- SHORT TASK
Across the entries below, how many lines contain the word "screenshot"? Give the number alone.

--- Start ---

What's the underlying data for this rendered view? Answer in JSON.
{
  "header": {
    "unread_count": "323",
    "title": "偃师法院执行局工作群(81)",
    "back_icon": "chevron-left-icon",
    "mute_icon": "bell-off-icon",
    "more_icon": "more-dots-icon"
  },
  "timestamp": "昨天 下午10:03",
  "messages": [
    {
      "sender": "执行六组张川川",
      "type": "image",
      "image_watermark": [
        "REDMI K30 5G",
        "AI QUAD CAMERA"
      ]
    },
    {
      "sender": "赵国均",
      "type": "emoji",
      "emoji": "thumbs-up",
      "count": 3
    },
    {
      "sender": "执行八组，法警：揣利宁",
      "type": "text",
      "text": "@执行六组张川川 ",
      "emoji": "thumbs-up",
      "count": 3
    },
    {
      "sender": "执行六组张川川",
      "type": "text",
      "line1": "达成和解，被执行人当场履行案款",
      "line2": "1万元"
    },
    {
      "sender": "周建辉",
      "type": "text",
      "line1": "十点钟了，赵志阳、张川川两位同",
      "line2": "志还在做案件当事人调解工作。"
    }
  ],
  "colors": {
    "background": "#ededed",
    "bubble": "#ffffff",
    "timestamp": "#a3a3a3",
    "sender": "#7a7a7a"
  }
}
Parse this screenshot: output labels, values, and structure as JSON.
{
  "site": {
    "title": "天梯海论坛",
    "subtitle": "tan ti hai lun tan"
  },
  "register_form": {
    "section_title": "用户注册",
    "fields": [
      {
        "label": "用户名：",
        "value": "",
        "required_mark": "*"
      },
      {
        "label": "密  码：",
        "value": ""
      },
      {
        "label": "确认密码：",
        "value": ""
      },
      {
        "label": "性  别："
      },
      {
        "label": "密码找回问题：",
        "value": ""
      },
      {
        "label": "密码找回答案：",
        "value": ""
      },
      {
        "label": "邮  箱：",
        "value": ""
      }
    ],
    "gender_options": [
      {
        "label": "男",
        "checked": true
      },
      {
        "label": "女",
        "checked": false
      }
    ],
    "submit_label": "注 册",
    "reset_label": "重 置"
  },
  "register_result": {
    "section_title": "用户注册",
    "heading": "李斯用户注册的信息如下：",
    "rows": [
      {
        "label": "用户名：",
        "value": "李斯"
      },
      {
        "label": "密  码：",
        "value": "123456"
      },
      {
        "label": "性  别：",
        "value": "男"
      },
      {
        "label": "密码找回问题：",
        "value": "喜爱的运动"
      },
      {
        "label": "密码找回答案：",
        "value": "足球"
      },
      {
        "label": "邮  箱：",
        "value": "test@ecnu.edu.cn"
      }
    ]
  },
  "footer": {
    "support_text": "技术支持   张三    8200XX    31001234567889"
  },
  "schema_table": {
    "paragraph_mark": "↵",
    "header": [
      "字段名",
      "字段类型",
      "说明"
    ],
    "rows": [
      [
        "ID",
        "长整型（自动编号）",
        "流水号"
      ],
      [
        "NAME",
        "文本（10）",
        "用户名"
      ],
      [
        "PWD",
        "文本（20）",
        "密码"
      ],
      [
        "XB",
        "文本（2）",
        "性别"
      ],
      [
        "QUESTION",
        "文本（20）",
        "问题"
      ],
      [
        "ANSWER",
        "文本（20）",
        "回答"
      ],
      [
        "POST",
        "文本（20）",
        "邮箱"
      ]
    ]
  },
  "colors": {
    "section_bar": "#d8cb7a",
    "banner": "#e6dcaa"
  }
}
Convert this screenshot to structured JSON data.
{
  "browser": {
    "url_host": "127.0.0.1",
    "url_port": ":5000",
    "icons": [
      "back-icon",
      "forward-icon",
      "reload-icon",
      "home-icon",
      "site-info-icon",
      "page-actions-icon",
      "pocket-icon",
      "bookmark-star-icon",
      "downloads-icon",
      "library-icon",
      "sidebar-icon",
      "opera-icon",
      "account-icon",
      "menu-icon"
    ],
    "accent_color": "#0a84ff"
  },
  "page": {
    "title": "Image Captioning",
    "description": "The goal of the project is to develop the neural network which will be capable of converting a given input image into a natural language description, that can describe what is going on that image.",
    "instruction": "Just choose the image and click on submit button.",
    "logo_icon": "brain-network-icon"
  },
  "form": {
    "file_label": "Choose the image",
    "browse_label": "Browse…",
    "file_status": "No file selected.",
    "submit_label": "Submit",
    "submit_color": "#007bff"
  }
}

--- End ---

- TASK RESPONSE
2